__Task goal__
Go through the data below line by line and count those containing the word "content". Reply with the count only.

======== Record list ========

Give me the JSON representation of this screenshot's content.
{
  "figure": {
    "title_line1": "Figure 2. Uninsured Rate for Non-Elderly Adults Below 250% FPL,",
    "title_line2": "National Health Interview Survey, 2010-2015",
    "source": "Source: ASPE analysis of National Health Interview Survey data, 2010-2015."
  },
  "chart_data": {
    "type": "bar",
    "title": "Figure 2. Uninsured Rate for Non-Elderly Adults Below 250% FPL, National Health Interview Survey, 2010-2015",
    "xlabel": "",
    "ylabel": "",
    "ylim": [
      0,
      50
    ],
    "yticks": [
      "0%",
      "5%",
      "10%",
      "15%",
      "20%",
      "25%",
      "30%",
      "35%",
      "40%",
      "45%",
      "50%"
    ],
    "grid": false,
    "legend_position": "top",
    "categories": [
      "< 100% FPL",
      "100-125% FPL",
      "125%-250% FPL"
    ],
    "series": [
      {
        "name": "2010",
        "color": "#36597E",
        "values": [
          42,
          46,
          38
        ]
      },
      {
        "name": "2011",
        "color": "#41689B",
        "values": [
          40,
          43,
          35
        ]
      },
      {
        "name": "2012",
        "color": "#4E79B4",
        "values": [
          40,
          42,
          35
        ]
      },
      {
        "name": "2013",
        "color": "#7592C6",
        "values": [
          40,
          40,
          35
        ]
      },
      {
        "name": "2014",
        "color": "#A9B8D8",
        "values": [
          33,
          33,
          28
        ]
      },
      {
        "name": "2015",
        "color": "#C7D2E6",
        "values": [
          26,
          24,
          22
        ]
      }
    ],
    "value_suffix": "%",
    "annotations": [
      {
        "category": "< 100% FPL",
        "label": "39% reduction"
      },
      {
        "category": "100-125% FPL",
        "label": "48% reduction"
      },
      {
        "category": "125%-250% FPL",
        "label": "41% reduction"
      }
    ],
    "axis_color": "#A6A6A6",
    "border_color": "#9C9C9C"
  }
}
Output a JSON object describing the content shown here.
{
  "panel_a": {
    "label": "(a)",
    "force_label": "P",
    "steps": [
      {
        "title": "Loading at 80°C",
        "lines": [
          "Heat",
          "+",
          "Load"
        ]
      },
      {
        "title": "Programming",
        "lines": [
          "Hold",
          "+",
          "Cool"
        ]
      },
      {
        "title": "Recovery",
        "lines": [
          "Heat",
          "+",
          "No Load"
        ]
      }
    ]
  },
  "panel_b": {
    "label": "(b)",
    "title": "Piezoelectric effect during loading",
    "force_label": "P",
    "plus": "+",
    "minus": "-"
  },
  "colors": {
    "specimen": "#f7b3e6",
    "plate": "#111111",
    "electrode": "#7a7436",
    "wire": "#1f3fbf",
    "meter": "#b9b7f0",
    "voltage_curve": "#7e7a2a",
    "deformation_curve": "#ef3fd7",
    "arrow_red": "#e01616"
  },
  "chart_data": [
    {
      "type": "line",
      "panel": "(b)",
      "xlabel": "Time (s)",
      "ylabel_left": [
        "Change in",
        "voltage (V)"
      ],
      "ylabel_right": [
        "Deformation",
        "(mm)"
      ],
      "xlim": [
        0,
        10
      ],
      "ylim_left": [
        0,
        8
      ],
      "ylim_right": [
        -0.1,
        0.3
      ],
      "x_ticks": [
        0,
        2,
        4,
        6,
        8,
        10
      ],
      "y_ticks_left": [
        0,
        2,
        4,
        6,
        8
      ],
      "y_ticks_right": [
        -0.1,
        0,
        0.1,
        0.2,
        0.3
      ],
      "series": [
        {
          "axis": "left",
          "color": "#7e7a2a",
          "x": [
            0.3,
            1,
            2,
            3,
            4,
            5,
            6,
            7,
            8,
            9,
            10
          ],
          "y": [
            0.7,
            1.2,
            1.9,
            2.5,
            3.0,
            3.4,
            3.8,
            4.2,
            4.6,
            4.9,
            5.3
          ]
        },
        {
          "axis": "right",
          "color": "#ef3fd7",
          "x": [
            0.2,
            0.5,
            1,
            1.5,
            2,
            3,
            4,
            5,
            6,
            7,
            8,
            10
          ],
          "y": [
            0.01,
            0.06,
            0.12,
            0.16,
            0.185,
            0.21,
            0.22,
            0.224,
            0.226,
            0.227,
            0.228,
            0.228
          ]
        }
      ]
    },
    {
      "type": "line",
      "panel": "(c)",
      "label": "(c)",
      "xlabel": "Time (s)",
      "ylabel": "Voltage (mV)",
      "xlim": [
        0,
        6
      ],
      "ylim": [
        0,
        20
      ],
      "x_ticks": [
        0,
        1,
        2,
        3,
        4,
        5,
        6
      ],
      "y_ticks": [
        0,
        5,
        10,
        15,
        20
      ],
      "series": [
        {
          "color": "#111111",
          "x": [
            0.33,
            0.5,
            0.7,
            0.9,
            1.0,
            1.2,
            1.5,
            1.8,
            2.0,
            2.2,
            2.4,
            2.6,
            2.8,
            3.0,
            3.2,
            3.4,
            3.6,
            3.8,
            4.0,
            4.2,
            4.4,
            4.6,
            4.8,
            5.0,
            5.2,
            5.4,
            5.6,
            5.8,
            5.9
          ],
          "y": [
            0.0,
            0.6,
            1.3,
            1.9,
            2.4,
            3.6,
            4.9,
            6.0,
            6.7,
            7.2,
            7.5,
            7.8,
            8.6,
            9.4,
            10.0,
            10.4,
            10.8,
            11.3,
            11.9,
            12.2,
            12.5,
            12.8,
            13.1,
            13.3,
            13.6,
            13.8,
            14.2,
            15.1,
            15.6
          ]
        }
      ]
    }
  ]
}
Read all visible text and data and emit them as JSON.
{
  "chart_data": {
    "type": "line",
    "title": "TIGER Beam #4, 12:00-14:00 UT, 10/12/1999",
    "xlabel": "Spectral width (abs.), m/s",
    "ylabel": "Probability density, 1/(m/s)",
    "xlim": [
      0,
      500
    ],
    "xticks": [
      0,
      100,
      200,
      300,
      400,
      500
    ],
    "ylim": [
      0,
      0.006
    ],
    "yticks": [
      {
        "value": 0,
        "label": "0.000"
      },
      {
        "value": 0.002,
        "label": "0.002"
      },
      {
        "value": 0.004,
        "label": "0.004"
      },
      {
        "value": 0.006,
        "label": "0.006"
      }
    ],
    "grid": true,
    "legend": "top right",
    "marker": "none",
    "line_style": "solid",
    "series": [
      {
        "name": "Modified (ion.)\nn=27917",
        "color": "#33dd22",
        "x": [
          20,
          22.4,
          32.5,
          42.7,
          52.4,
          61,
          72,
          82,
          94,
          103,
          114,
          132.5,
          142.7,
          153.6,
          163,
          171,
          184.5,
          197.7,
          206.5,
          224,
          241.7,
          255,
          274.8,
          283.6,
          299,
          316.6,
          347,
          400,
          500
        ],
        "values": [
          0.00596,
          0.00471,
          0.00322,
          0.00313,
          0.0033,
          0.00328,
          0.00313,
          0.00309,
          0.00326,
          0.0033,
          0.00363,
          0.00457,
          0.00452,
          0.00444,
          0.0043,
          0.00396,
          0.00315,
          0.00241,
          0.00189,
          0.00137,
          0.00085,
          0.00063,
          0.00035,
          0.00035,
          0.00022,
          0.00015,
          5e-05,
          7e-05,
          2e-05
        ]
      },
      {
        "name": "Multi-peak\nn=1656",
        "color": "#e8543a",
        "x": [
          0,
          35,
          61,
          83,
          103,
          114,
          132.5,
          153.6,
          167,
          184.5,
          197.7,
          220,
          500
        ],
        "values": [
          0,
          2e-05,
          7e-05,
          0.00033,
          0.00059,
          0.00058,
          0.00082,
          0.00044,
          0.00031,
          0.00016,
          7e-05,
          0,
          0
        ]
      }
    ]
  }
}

========

__Written answer__
2